To do: Each entry must be reproduced precisely as it stands.

====

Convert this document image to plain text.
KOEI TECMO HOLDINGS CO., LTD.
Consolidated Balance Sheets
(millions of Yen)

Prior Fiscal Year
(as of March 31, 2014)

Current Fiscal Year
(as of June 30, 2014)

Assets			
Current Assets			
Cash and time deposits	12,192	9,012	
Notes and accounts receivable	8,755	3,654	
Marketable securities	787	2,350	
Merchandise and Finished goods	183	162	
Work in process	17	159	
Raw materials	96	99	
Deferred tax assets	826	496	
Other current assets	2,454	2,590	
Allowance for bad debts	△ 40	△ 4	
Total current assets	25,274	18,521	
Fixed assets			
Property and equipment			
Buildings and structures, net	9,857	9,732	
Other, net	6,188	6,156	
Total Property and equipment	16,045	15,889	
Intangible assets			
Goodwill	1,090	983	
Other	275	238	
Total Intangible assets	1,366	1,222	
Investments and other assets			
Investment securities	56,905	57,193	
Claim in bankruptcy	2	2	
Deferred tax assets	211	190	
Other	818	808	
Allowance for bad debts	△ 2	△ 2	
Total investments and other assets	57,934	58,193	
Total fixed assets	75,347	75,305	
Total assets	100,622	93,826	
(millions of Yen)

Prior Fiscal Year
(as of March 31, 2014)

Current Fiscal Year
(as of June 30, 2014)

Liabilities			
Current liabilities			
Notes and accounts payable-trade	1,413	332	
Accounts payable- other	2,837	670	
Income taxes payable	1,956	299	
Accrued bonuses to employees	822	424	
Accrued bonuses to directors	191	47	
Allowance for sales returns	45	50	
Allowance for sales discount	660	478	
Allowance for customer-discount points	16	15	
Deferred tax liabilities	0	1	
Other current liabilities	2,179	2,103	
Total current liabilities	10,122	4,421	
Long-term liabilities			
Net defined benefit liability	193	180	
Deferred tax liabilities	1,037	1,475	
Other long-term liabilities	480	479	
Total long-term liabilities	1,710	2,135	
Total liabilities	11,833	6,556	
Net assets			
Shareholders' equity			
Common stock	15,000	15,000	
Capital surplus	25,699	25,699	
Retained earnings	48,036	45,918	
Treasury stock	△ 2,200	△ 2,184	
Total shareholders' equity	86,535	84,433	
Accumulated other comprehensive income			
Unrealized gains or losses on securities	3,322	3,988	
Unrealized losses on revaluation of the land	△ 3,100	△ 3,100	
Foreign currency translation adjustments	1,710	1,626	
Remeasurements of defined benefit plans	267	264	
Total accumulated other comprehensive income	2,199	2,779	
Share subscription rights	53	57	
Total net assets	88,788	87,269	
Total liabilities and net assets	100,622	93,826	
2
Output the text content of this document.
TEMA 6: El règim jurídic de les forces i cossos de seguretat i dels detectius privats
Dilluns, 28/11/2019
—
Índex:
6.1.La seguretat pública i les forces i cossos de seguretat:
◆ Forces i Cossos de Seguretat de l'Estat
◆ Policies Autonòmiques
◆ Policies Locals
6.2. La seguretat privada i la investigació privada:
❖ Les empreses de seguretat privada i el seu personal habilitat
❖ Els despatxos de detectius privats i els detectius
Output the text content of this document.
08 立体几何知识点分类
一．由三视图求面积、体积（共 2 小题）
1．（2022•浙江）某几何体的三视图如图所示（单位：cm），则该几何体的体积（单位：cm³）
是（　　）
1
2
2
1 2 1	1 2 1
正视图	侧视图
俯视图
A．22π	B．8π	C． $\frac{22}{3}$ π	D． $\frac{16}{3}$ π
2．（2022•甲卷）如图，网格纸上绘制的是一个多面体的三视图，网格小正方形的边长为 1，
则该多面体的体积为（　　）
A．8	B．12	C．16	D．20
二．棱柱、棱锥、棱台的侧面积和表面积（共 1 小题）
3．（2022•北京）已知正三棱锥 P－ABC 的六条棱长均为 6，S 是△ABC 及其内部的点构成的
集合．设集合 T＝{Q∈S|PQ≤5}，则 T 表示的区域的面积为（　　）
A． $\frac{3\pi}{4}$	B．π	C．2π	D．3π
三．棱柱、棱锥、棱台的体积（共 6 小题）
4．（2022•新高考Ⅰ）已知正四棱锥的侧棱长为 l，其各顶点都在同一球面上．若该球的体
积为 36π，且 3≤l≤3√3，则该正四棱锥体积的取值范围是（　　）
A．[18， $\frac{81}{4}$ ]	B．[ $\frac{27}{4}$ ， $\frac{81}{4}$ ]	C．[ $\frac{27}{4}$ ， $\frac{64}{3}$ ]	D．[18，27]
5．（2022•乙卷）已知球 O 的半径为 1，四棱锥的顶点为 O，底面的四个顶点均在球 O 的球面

====

Finished task:
Convert this document image to plain text.
KOEI TECMO HOLDINGS CO., LTD.
Consolidated Balance Sheets
(millions of Yen)

Prior Fiscal Year
(as of March 31, 2014)

Current Fiscal Year
(as of June 30, 2014)

Assets			
Current Assets			
Cash and time deposits	12,192	9,012	
Notes and accounts receivable	8,755	3,654	
Marketable securities	787	2,350	
Merchandise and Finished goods	183	162	
Work in process	17	159	
Raw materials	96	99	
Deferred tax assets	826	496	
Other current assets	2,454	2,590	
Allowance for bad debts	△ 40	△ 4	
Total current assets	25,274	18,521	
Fixed assets			
Property and equipment			
Buildings and structures, net	9,857	9,732	
Other, net	6,188	6,156	
Total Property and equipment	16,045	15,889	
Intangible assets			
Goodwill	1,090	983	
Other	275	238	
Total Intangible assets	1,366	1,222	
Investments and other assets			
Investment securities	56,905	57,193	
Claim in bankruptcy	2	2	
Deferred tax assets	211	190	
Other	818	808	
Allowance for bad debts	△ 2	△ 2	
Total investments and other assets	57,934	58,193	
Total fixed assets	75,347	75,305	
Total assets	100,622	93,826	
(millions of Yen)

Prior Fiscal Year
(as of March 31, 2014)

Current Fiscal Year
(as of June 30, 2014)

Liabilities			
Current liabilities			
Notes and accounts payable-trade	1,413	332	
Accounts payable- other	2,837	670	
Income taxes payable	1,956	299	
Accrued bonuses to employees	822	424	
Accrued bonuses to directors	191	47	
Allowance for sales returns	45	50	
Allowance for sales discount	660	478	
Allowance for customer-discount points	16	15	
Deferred tax liabilities	0	1	
Other current liabilities	2,179	2,103	
Total current liabilities	10,122	4,421	
Long-term liabilities			
Net defined benefit liability	193	180	
Deferred tax liabilities	1,037	1,475	
Other long-term liabilities	480	479	
Total long-term liabilities	1,710	2,135	
Total liabilities	11,833	6,556	
Net assets			
Shareholders' equity			
Common stock	15,000	15,000	
Capital surplus	25,699	25,699	
Retained earnings	48,036	45,918	
Treasury stock	△ 2,200	△ 2,184	
Total shareholders' equity	86,535	84,433	
Accumulated other comprehensive income			
Unrealized gains or losses on securities	3,322	3,988	
Unrealized losses on revaluation of the land	△ 3,100	△ 3,100	
Foreign currency translation adjustments	1,710	1,626	
Remeasurements of defined benefit plans	267	264	
Total accumulated other comprehensive income	2,199	2,779	
Share subscription rights	53	57	
Total net assets	88,788	87,269	
Total liabilities and net assets	100,622	93,826	
2
Output the text content of this document.
TEMA 6: El règim jurídic de les forces i cossos de seguretat i dels detectius privats
Dilluns, 28/11/2019
—
Índex:
6.1.La seguretat pública i les forces i cossos de seguretat:
◆ Forces i Cossos de Seguretat de l'Estat
◆ Policies Autonòmiques
◆ Policies Locals
6.2. La seguretat privada i la investigació privada:
❖ Les empreses de seguretat privada i el seu personal habilitat
❖ Els despatxos de detectius privats i els detectius
Output the text content of this document.
08 立体几何知识点分类
一．由三视图求面积、体积（共 2 小题）
1．（2022•浙江）某几何体的三视图如图所示（单位：cm），则该几何体的体积（单位：cm³）
是（　　）
1
2
2
1 2 1	1 2 1
正视图	侧视图
俯视图
A．22π	B．8π	C． $\frac{22}{3}$ π	D． $\frac{16}{3}$ π
2．（2022•甲卷）如图，网格纸上绘制的是一个多面体的三视图，网格小正方形的边长为 1，
则该多面体的体积为（　　）
A．8	B．12	C．16	D．20
二．棱柱、棱锥、棱台的侧面积和表面积（共 1 小题）
3．（2022•北京）已知正三棱锥 P－ABC 的六条棱长均为 6，S 是△ABC 及其内部的点构成的
集合．设集合 T＝{Q∈S|PQ≤5}，则 T 表示的区域的面积为（　　）
A． $\frac{3\pi}{4}$	B．π	C．2π	D．3π
三．棱柱、棱锥、棱台的体积（共 6 小题）
4．（2022•新高考Ⅰ）已知正四棱锥的侧棱长为 l，其各顶点都在同一球面上．若该球的体
积为 36π，且 3≤l≤3√3，则该正四棱锥体积的取值范围是（　　）
A．[18， $\frac{81}{4}$ ]	B．[ $\frac{27}{4}$ ， $\frac{81}{4}$ ]	C．[ $\frac{27}{4}$ ， $\frac{64}{3}$ ]	D．[18，27]
5．（2022•乙卷）已知球 O 的半径为 1，四棱锥的顶点为 O，底面的四个顶点均在球 O 的球面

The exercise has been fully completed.